PROBLEM TO WORK ON: Return every line of the data below that includes the string "authors".

☆ ☆ ☆ ☆ ☆ ☆ ☆

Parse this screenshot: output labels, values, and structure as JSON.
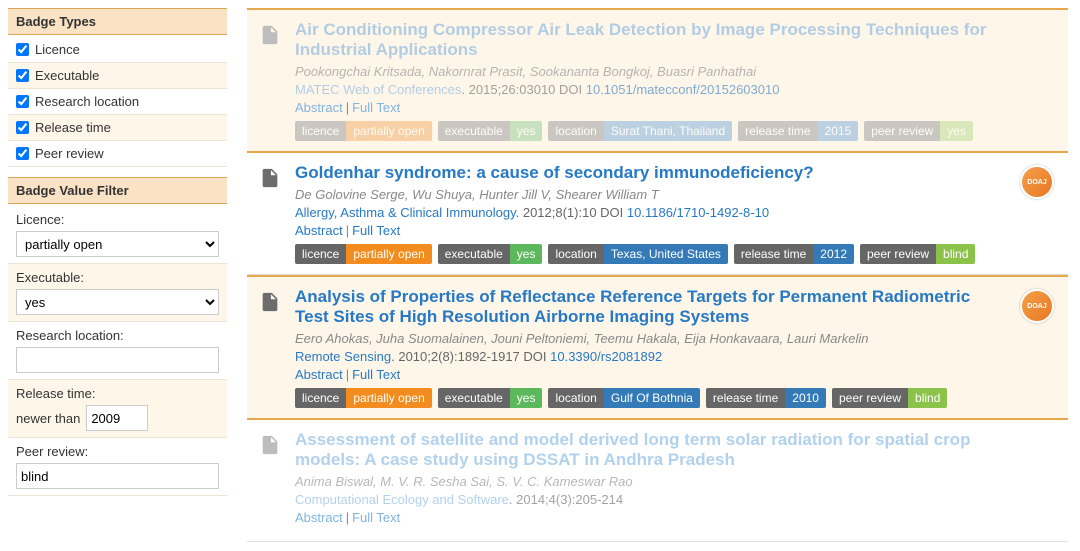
{
  "sidebar": {
    "badge_types_header": "Badge Types",
    "types": [
      {
        "label": "Licence",
        "checked": true
      },
      {
        "label": "Executable",
        "checked": true
      },
      {
        "label": "Research location",
        "checked": true
      },
      {
        "label": "Release time",
        "checked": true
      },
      {
        "label": "Peer review",
        "checked": true
      }
    ],
    "value_filter_header": "Badge Value Filter",
    "licence_label": "Licence:",
    "licence_value": "partially open",
    "executable_label": "Executable:",
    "executable_value": "yes",
    "research_location_label": "Research location:",
    "research_location_value": "",
    "release_time_label": "Release time:",
    "release_time_prefix": "newer than",
    "release_time_value": "2009",
    "peer_review_label": "Peer review:",
    "peer_review_value": "blind"
  },
  "results": [
    {
      "dim": true,
      "hl": true,
      "doaj": false,
      "title": "Air Conditioning Compressor Air Leak Detection by Image Processing Techniques for Industrial Applications",
      "authors": "Pookongchai Kritsada, Nakornrat Prasit, Sookananta Bongkoj, Buasri Panhathai",
      "source": "MATEC Web of Conferences",
      "citation": ". 2015;26:03010 DOI ",
      "doi": "10.1051/matecconf/20152603010",
      "abstract": "Abstract",
      "fulltext": "Full Text",
      "badges": [
        {
          "k": "licence",
          "v": "partially open",
          "kc": "k-licence",
          "vc": "v-licence"
        },
        {
          "k": "executable",
          "v": "yes",
          "kc": "k-exec",
          "vc": "v-exec"
        },
        {
          "k": "location",
          "v": "Surat Thani, Thailand",
          "kc": "k-loc",
          "vc": "v-loc"
        },
        {
          "k": "release time",
          "v": "2015",
          "kc": "k-rel",
          "vc": "v-rel"
        },
        {
          "k": "peer review",
          "v": "yes",
          "kc": "k-peer",
          "vc": "v-peer"
        }
      ]
    },
    {
      "dim": false,
      "hl": false,
      "doaj": true,
      "title": "Goldenhar syndrome: a cause of secondary immunodeficiency?",
      "authors": "De Golovine Serge, Wu Shuya, Hunter Jill V, Shearer William T",
      "source": "Allergy, Asthma & Clinical Immunology",
      "citation": ". 2012;8(1):10 DOI ",
      "doi": "10.1186/1710-1492-8-10",
      "abstract": "Abstract",
      "fulltext": "Full Text",
      "badges": [
        {
          "k": "licence",
          "v": "partially open",
          "kc": "k-licence",
          "vc": "v-licence"
        },
        {
          "k": "executable",
          "v": "yes",
          "kc": "k-exec",
          "vc": "v-exec"
        },
        {
          "k": "location",
          "v": "Texas, United States",
          "kc": "k-loc",
          "vc": "v-loc"
        },
        {
          "k": "release time",
          "v": "2012",
          "kc": "k-rel",
          "vc": "v-rel"
        },
        {
          "k": "peer review",
          "v": "blind",
          "kc": "k-peer",
          "vc": "v-peer blind"
        }
      ]
    },
    {
      "dim": false,
      "hl": true,
      "doaj": true,
      "title": "Analysis of Properties of Reflectance Reference Targets for Permanent Radiometric Test Sites of High Resolution Airborne Imaging Systems",
      "authors": "Eero Ahokas, Juha Suomalainen, Jouni Peltoniemi, Teemu Hakala, Eija Honkavaara, Lauri Markelin",
      "source": "Remote Sensing",
      "citation": ". 2010;2(8):1892-1917 DOI ",
      "doi": "10.3390/rs2081892",
      "abstract": "Abstract",
      "fulltext": "Full Text",
      "badges": [
        {
          "k": "licence",
          "v": "partially open",
          "kc": "k-licence",
          "vc": "v-licence"
        },
        {
          "k": "executable",
          "v": "yes",
          "kc": "k-exec",
          "vc": "v-exec"
        },
        {
          "k": "location",
          "v": "Gulf Of Bothnia",
          "kc": "k-loc",
          "vc": "v-loc"
        },
        {
          "k": "release time",
          "v": "2010",
          "kc": "k-rel",
          "vc": "v-rel"
        },
        {
          "k": "peer review",
          "v": "blind",
          "kc": "k-peer",
          "vc": "v-peer blind"
        }
      ]
    },
    {
      "dim": true,
      "hl": false,
      "doaj": false,
      "title": "Assessment of satellite and model derived long term solar radiation for spatial crop models: A case study using DSSAT in Andhra Pradesh",
      "authors": "Anima Biswal, M. V. R. Sesha Sai, S. V. C. Kameswar Rao",
      "source": "Computational Ecology and Software",
      "citation": ". 2014;4(3):205-214",
      "doi": "",
      "abstract": "Abstract",
      "fulltext": "Full Text",
      "badges": []
    }
  ]
}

☆ ☆ ☆ ☆ ☆ ☆ ☆

CORRECT RESULT:
      "authors": "Pookongchai Kritsada, Nakornrat Prasit, Sookananta Bongkoj, Buasri Panhathai",
      "authors": "De Golovine Serge, Wu Shuya, Hunter Jill V, Shearer William T",
      "authors": "Eero Ahokas, Juha Suomalainen, Jouni Peltoniemi, Teemu Hakala, Eija Honkavaara, Lauri Markelin",
      "authors": "Anima Biswal, M. V. R. Sesha Sai, S. V. C. Kameswar Rao",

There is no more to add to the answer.